> _BRIEF_: Gather, from the data below, each line in which the word "title" occurs.

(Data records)
┌──
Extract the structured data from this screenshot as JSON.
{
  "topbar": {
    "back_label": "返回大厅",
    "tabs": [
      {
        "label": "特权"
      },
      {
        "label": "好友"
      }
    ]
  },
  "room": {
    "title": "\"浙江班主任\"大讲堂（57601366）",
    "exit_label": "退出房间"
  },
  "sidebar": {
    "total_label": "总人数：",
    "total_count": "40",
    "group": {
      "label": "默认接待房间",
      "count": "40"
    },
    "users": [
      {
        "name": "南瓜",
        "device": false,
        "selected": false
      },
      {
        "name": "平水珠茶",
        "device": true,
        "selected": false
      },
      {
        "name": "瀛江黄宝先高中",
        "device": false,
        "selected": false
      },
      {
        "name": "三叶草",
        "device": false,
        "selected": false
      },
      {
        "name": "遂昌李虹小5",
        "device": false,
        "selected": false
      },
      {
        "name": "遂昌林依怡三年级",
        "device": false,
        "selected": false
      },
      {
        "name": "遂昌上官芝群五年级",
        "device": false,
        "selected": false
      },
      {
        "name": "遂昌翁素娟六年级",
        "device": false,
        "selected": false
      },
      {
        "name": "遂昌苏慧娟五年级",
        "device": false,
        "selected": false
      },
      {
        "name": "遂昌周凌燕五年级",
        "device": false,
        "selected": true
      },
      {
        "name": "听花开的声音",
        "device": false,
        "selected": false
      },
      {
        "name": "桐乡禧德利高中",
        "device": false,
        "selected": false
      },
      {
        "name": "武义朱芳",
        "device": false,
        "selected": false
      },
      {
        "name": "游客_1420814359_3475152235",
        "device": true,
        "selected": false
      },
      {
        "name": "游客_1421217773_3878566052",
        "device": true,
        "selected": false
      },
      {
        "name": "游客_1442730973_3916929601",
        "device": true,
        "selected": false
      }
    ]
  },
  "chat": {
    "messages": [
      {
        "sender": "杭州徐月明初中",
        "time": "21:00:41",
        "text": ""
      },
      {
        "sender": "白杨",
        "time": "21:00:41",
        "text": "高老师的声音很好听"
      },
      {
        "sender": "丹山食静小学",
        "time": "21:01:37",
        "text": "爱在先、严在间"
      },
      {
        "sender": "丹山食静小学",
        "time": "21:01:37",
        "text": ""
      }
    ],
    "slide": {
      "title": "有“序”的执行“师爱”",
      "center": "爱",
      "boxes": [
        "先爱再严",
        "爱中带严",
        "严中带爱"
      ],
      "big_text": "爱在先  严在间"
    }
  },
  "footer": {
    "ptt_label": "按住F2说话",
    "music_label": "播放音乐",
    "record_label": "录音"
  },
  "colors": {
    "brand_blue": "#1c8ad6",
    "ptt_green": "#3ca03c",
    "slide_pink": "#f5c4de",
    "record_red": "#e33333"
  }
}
└──
> _FINAL ANSWER_:
    "title": "\"浙江班主任\"大讲堂（57601366）",
      "title": "有“序”的执行“师爱”",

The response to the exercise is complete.